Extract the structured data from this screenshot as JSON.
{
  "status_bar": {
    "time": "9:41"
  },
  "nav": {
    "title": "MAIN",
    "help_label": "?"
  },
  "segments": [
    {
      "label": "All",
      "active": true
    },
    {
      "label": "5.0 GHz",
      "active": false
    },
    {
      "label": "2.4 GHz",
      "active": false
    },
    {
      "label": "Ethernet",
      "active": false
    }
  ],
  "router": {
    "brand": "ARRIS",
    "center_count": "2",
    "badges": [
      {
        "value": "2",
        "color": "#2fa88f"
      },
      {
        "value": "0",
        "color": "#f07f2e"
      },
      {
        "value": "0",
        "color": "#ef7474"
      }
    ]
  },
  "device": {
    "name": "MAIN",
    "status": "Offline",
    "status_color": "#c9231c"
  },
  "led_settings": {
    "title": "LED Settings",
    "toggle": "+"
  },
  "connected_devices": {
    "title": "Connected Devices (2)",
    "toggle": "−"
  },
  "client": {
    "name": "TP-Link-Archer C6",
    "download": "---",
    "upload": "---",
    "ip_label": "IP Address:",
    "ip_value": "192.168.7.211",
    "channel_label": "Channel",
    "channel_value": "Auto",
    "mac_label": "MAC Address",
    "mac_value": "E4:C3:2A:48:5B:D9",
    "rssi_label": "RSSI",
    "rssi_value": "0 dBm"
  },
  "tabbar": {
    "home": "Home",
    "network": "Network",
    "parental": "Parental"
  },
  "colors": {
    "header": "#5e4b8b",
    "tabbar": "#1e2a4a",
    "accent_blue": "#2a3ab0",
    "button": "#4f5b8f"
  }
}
_ _ _ _ _
WRITTEN PROBLEM
Write out every entry again exactly, please, with nothing missing.

COMPLETE ANSWER
Extract the structured data from this screenshot as JSON.
{
  "status_bar": {
    "time": "9:41"
  },
  "nav": {
    "title": "MAIN",
    "help_label": "?"
  },
  "segments": [
    {
      "label": "All",
      "active": true
    },
    {
      "label": "5.0 GHz",
      "active": false
    },
    {
      "label": "2.4 GHz",
      "active": false
    },
    {
      "label": "Ethernet",
      "active": false
    }
  ],
  "router": {
    "brand": "ARRIS",
    "center_count": "2",
    "badges": [
      {
        "value": "2",
        "color": "#2fa88f"
      },
      {
        "value": "0",
        "color": "#f07f2e"
      },
      {
        "value": "0",
        "color": "#ef7474"
      }
    ]
  },
  "device": {
    "name": "MAIN",
    "status": "Offline",
    "status_color": "#c9231c"
  },
  "led_settings": {
    "title": "LED Settings",
    "toggle": "+"
  },
  "connected_devices": {
    "title": "Connected Devices (2)",
    "toggle": "−"
  },
  "client": {
    "name": "TP-Link-Archer C6",
    "download": "---",
    "upload": "---",
    "ip_label": "IP Address:",
    "ip_value": "192.168.7.211",
    "channel_label": "Channel",
    "channel_value": "Auto",
    "mac_label": "MAC Address",
    "mac_value": "E4:C3:2A:48:5B:D9",
    "rssi_label": "RSSI",
    "rssi_value": "0 dBm"
  },
  "tabbar": {
    "home": "Home",
    "network": "Network",
    "parental": "Parental"
  },
  "colors": {
    "header": "#5e4b8b",
    "tabbar": "#1e2a4a",
    "accent_blue": "#2a3ab0",
    "button": "#4f5b8f"
  }
}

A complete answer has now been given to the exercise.